◆ WORK REQUIRED ◆
In the records that follow, show each line where the word "هەرێمی" is present.

◆ RECORD SET ◆

_ _ _ _

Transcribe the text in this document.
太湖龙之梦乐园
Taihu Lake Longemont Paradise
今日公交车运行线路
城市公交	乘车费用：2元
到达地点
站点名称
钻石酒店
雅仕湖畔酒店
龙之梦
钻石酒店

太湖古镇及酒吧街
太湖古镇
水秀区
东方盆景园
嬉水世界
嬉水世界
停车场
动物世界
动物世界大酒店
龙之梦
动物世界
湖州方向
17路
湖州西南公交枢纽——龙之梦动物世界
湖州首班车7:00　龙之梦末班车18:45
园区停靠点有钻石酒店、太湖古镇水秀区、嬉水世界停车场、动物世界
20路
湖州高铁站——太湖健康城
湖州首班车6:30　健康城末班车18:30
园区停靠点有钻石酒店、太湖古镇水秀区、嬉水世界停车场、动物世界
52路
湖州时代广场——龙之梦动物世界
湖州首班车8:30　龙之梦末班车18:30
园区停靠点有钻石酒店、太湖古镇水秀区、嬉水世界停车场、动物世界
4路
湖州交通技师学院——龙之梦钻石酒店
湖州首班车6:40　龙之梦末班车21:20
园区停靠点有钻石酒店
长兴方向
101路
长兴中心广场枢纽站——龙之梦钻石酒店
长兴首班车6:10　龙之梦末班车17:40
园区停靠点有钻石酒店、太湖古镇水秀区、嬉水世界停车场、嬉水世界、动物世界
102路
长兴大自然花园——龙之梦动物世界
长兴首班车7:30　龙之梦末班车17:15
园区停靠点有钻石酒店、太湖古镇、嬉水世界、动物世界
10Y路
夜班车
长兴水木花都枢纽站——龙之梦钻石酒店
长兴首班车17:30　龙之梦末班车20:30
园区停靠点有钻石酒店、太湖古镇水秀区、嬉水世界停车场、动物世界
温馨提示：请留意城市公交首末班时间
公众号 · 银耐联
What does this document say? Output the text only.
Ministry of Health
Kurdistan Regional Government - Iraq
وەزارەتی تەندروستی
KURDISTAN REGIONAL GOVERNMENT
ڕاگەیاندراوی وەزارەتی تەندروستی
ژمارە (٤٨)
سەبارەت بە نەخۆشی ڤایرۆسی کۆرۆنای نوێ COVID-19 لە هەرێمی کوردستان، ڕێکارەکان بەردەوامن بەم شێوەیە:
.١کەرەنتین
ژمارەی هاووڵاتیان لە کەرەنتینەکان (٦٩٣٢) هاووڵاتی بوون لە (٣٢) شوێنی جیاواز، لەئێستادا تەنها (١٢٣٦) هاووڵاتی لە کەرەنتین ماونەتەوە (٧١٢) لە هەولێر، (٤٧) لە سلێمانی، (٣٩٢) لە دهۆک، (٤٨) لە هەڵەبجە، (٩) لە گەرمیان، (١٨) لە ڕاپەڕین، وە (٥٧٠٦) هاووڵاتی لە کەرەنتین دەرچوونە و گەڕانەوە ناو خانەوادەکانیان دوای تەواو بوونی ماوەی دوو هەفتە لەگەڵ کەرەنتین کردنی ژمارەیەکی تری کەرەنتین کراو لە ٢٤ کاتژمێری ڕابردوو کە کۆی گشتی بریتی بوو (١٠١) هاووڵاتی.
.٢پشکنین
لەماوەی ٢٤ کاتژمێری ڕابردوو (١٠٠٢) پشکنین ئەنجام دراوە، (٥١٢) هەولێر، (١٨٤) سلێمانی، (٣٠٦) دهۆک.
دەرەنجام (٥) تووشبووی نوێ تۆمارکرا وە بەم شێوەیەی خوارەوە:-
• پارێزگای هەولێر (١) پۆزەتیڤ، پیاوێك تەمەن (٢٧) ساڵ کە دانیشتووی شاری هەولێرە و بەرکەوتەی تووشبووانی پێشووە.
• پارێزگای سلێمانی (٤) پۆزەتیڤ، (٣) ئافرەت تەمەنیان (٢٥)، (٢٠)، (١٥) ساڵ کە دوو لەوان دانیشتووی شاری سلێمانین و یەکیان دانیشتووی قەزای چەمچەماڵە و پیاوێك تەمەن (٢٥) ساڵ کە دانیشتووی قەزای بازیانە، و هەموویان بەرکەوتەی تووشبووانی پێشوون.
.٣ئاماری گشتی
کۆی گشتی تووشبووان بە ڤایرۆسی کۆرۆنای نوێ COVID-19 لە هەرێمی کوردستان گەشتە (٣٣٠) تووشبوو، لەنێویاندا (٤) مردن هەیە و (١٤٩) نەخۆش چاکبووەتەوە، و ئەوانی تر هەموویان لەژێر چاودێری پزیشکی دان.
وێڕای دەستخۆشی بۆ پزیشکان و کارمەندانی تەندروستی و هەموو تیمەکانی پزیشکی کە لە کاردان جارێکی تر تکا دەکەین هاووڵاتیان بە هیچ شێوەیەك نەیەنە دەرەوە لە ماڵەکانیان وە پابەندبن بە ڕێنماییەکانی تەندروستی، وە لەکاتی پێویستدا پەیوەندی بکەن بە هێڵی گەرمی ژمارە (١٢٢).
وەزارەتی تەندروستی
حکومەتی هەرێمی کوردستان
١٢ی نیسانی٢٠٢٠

_ _ _ _

◆ PROBLEM SOLUTION ◆
سەبارەت بە نەخۆشی ڤایرۆسی کۆرۆنای نوێ COVID-19 لە هەرێمی کوردستان، ڕێکارەکان بەردەوامن بەم شێوەیە:
کۆی گشتی تووشبووان بە ڤایرۆسی کۆرۆنای نوێ COVID-19 لە هەرێمی کوردستان گەشتە (٣٣٠) تووشبوو، لەنێویاندا (٤) مردن هەیە و (١٤٩) نەخۆش چاکبووەتەوە، و ئەوانی تر هەموویان لەژێر چاودێری پزیشکی دان.
حکومەتی هەرێمی کوردستان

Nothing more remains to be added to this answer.